Excerpt:
····················

Writing at gigaom, Ingram has become the orthodox voice of criticism of know-nothing newspapers and their superficial attempts at innovation in journalism. Cases of “Don’t get me wrong…” make his tone sound apologetic to me. My guess is that he’s moderating his frustration and anger in order to keep the readership of the editors he critiques. Reasonable enough.
For instance, check out this post, called “Memo to media: A Facebook app is not innovation.”
Journalism’s challenge: “No one has figured out a way to present lots and lots of constantly updated information in a way that (a) is beautiful, (b) is effective at story discovery, and (c) privileges editorial control.”
Josh Benton has the goods: http://bit.ly/pFZsAI
The broad thesis under which I like the pwyw model is that there is a huge positive externality that goes to the payers. They look noble, the same way the endowers of chairs at universities look noble.
Now, I’m not saying that all the payers in a pwyw scheme will be rich and pay vast sums. That’s the facet of the analogy I don’t want to import. The relevant facet is that people are aspirational. We want to help the world, and we want our friends and colleagues and peers to know about it when we do. If that’s narcissism, so be it. We’re all narcissists then. There’s a reason we say “thank you.” It’s that we think we’re obliged to recognize the person who did the good thing. And there’s a reason we’re irked when we’re not thanked. It’s that we think others are obliged to recognize us when we do the good thing.
The point is that organizations charitable and otherwise have tried to tap that externality — in one way or another — for ages and ages and ages. Take the girl scouts. Delicious as they may be, people don’t buy thin mints because they deem them (the thin mints!) to be the right quality at the right price. People buy thin mints because they want to support the kids. The girl scouts organization frames the act of sales as a leadership activity for the girls. You go door to door, and you introduce yourself to strangers, and you pitch your product and your mission with poise. And cookies aren’t an arbitrary choice. Everyone knows what a cookie is. Cookies are a very easy thing for thousands and tens of thousands of super diverse children to sell all over everywhere and then some.
Which is precisely why it pisses me off when the parent sells his kid’s cookies in the office. It fucks up the whole jam. It devalues the cookies and saps the strength of the positive externality. But that’s the exact reason this example resonates resonates resonates. Would people buy more cookies if the girls themselves did all the selling, assuming that the girls were just as good at sales as their parents are? Yes, absolutely. That assumption is doing a ton of work for me, obvs. In fact, offices are basically the perfect place to sell charitable cookies for a bazillion reasons, and it’s hard for the kid to get to the parent’s office and walk cubicle to cubicle or send an all-staff email with a bubbly tone. And but so yet imagine the kid doing that, putting herself in view of her dad’s colleagues and saying, “hey, i’m a girl scout, and i’m selling yummy cookies for my troop, so what kind would you like?” Irresistible.

····················

Supplied information:

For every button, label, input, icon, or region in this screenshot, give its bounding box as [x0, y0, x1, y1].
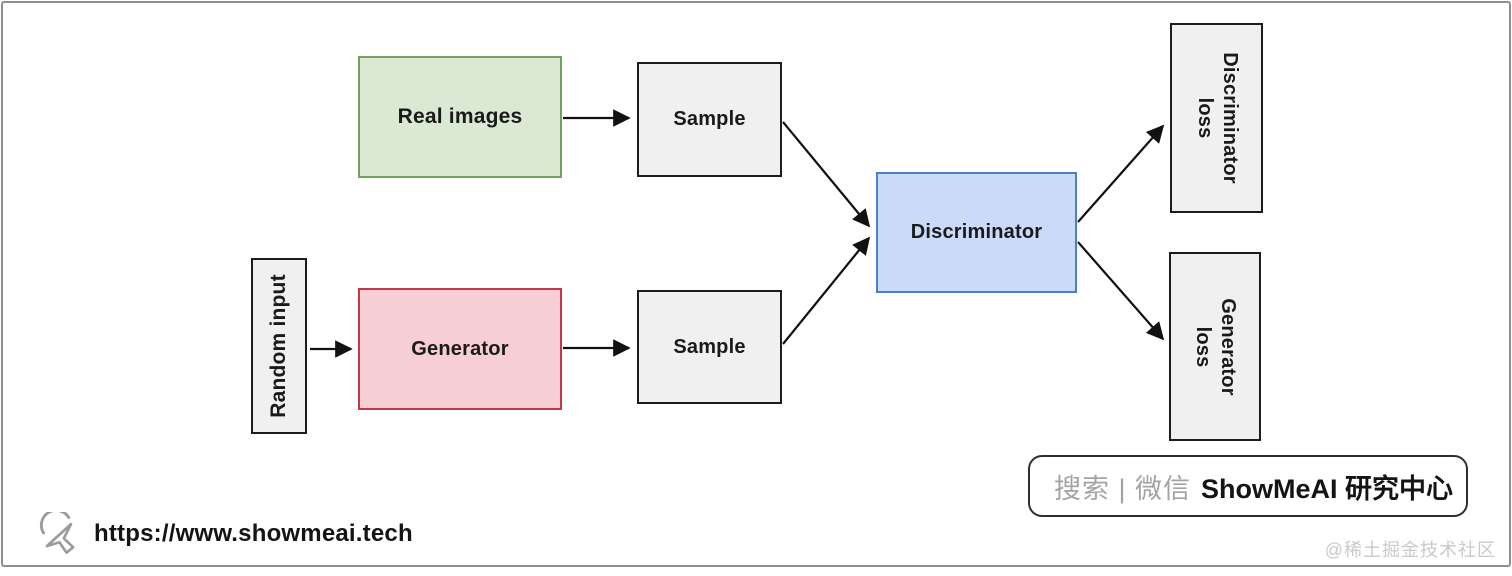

····················

Directions:
**a.** Answer these questions about the blog post:
(i) What is the title of the post that readers are told to check out?
(ii) Who are the payers in a pwyw scheme said to look as noble as?
(iii) What does the girl scouts organization frame the act of sales as?
**b.** Retype the blog post from "Josh Benton has" up to and including "universities look noble.".

Outputs:
**a.**
(i) "Memo to media: A Facebook app is not innovation."
(ii) The endowers of chairs at universities.
(iii) A leadership activity for the girls.

**b.**
Josh Benton has the goods: http://bit.ly/pFZsAI
The broad thesis under which I like the pwyw model is that there is a huge positive externality that goes to the payers. They look noble, the same way the endowers of chairs at universities look noble.